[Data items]
* * * *

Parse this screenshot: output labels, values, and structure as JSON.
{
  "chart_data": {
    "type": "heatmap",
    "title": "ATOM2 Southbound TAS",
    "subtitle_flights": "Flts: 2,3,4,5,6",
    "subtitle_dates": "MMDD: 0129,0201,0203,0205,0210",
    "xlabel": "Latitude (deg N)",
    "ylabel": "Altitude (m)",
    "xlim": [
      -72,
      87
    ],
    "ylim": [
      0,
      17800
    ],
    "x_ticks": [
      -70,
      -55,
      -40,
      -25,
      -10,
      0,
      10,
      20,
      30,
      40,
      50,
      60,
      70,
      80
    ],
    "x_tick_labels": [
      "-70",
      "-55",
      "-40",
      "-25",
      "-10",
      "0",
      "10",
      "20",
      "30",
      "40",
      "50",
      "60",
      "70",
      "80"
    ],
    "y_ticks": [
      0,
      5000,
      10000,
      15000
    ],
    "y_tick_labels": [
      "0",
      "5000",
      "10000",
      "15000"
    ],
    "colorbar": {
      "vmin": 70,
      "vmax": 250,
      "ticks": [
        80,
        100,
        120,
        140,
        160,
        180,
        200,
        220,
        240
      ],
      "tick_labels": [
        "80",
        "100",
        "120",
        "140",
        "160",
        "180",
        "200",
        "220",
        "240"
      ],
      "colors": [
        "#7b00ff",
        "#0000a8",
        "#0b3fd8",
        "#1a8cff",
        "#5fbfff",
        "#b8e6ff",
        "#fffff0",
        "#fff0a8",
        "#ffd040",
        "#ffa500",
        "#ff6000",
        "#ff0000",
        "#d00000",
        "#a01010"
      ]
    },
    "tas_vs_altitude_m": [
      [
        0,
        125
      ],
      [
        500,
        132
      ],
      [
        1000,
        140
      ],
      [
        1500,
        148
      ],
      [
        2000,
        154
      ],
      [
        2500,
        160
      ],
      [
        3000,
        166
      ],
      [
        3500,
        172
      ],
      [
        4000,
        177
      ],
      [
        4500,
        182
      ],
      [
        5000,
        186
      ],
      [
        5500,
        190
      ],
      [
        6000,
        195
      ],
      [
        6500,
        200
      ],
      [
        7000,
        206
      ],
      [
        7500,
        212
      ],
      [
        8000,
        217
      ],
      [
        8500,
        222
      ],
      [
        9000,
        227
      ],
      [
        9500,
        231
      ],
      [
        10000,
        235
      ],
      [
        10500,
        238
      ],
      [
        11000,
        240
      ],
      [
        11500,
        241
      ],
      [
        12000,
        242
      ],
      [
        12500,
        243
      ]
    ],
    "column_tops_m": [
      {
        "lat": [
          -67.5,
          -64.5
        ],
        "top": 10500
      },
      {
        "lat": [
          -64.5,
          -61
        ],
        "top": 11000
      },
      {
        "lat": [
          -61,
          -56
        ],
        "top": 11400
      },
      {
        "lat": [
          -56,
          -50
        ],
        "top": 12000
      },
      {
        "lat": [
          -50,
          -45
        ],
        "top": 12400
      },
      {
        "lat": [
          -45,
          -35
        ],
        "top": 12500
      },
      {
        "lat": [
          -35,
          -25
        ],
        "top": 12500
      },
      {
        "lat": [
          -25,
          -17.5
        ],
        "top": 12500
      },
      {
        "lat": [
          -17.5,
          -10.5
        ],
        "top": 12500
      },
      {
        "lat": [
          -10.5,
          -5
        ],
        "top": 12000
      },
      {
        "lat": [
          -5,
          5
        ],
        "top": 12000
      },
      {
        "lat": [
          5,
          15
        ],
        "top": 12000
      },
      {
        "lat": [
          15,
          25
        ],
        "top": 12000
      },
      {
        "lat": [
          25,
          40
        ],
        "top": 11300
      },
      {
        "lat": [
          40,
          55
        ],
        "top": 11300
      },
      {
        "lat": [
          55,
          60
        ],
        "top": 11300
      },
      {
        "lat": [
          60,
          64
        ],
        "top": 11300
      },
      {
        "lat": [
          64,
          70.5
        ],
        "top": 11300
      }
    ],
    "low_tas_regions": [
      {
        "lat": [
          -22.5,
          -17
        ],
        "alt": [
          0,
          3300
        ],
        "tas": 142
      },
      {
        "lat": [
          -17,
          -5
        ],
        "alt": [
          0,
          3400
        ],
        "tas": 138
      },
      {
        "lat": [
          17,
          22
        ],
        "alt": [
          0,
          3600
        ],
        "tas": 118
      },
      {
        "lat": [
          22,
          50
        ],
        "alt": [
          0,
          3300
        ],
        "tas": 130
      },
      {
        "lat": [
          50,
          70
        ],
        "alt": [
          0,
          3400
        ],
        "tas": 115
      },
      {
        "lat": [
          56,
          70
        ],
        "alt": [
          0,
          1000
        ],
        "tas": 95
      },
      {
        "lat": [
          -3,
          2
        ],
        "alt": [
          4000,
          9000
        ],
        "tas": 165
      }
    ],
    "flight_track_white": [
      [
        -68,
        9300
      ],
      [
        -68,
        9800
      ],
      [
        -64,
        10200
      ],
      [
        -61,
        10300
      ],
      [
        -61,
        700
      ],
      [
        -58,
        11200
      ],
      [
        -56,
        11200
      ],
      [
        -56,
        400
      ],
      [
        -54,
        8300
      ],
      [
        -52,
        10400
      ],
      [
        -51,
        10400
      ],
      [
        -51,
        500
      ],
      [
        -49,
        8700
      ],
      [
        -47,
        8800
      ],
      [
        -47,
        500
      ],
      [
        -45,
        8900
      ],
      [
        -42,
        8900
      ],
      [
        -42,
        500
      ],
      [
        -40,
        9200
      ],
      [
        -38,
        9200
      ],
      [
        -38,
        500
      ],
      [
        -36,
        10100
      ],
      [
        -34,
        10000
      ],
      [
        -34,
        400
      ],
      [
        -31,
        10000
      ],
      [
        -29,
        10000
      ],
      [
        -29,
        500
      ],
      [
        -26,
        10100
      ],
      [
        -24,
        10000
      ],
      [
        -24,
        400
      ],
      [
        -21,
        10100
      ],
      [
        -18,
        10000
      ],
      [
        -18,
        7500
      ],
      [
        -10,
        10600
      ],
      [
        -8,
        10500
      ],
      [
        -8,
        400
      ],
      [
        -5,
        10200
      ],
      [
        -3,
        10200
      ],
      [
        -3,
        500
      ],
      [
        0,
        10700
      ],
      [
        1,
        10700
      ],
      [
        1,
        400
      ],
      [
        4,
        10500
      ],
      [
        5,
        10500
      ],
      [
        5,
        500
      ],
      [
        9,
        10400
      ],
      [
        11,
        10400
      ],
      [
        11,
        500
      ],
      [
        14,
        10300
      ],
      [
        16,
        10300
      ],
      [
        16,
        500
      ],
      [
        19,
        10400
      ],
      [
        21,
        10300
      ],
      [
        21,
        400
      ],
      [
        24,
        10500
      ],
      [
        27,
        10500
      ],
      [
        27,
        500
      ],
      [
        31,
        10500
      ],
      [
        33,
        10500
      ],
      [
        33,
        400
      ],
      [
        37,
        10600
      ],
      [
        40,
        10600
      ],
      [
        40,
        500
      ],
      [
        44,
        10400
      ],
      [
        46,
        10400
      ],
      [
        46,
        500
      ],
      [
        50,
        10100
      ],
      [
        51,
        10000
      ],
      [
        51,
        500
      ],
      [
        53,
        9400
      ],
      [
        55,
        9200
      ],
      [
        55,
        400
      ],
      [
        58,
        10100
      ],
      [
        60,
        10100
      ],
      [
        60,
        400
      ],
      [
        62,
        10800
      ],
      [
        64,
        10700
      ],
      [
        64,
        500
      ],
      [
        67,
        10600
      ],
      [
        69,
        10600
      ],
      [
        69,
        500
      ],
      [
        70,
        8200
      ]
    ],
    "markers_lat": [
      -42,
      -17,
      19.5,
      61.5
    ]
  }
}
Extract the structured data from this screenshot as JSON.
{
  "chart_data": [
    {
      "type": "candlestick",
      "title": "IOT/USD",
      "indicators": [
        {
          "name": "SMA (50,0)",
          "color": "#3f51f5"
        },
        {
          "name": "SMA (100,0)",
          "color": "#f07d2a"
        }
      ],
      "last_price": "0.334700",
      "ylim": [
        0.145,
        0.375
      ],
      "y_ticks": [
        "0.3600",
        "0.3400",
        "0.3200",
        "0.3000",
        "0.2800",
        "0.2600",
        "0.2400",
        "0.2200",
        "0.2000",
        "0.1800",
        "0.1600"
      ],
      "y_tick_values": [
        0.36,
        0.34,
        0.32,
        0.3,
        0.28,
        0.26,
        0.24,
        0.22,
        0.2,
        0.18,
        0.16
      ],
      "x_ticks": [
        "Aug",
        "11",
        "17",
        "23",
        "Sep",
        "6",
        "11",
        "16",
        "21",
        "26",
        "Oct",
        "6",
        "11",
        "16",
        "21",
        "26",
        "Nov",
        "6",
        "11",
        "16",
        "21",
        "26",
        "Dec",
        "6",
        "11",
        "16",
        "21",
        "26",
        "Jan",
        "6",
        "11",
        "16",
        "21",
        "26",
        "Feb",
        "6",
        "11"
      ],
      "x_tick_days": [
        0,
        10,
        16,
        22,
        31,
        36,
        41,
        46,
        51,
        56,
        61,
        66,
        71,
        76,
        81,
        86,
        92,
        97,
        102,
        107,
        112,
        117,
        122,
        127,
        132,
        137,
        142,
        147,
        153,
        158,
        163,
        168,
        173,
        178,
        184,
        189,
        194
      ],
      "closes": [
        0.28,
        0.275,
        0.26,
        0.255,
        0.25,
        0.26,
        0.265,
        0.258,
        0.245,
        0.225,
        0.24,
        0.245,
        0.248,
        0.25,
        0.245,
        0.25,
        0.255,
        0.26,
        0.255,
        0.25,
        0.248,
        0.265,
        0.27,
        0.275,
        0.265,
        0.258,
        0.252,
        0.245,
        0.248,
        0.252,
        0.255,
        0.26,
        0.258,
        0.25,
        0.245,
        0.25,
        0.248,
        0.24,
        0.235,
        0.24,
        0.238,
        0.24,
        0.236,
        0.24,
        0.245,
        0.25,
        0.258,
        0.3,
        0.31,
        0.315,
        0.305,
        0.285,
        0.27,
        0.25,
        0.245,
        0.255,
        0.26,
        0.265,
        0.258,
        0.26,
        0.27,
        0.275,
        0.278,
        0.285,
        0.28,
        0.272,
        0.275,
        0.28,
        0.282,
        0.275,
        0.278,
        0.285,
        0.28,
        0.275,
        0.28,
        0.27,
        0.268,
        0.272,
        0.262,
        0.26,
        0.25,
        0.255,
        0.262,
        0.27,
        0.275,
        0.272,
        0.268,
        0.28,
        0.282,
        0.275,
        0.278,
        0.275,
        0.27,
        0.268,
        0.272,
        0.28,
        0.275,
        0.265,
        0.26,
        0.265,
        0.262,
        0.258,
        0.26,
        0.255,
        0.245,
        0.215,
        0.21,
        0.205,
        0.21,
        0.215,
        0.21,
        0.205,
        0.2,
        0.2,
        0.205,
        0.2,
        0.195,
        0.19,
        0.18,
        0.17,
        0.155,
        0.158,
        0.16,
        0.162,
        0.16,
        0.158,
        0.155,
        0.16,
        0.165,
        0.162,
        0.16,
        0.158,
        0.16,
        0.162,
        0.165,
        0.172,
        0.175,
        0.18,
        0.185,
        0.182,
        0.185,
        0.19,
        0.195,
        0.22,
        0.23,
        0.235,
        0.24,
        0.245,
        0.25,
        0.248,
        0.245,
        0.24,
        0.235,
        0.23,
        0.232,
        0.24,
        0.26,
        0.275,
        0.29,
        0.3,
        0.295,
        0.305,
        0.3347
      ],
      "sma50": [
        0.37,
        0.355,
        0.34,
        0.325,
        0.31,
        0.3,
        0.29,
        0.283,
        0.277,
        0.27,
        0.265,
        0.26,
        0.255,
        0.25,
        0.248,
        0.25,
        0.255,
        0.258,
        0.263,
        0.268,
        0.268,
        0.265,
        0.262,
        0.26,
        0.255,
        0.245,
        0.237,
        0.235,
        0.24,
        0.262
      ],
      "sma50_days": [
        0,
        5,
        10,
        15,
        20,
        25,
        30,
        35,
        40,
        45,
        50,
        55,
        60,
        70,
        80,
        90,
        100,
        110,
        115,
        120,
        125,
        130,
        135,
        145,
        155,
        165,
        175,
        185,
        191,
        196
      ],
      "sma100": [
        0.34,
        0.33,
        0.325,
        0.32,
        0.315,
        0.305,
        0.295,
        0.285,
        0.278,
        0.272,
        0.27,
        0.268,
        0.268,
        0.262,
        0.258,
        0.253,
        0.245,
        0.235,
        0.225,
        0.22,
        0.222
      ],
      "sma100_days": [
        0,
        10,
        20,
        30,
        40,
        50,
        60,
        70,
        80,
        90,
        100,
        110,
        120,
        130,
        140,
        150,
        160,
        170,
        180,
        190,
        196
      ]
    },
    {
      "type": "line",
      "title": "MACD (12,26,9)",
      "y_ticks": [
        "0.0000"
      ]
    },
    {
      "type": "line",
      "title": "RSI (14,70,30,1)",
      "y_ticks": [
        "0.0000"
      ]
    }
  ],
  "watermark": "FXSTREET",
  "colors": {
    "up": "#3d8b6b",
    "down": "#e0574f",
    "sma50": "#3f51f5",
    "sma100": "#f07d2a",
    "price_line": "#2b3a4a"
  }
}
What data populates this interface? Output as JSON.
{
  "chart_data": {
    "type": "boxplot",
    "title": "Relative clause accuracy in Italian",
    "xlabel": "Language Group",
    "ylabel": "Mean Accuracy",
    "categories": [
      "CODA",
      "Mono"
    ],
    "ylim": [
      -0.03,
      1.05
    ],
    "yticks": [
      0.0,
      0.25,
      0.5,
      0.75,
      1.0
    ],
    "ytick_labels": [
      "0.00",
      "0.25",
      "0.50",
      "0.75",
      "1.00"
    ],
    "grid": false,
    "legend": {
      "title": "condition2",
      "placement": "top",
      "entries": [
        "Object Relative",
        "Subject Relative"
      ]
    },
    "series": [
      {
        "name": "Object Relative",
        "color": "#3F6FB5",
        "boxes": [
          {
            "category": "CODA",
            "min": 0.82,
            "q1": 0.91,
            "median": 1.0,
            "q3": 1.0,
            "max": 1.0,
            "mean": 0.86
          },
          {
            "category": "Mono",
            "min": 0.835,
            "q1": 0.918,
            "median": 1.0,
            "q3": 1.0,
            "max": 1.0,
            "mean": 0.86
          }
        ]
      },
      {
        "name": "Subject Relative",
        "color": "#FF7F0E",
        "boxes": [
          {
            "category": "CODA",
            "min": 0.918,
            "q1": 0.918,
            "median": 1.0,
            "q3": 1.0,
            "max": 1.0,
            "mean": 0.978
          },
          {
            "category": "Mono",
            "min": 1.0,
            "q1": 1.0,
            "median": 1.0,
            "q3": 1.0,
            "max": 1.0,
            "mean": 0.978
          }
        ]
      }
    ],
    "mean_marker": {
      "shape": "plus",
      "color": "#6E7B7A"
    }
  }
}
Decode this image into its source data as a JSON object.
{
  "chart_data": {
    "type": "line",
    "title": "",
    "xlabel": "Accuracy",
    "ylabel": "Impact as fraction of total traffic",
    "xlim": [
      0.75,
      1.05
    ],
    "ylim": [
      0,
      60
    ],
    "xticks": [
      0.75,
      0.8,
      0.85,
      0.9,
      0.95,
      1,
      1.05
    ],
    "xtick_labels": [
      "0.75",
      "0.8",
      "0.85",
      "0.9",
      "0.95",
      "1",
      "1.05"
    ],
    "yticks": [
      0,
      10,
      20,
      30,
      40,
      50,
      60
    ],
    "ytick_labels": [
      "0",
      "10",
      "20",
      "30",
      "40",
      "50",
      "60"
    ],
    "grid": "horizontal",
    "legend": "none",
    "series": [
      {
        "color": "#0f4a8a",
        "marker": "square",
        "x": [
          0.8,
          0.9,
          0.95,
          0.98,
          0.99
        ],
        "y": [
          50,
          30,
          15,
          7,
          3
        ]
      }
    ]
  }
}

* * * *

What is needed: Give every line of the material that includes the string "Relative".

Answer to this exercise:
    "title": "Relative clause accuracy in Italian",
        "Object Relative",
        "Subject Relative"
        "name": "Object Relative",
        "name": "Subject Relative",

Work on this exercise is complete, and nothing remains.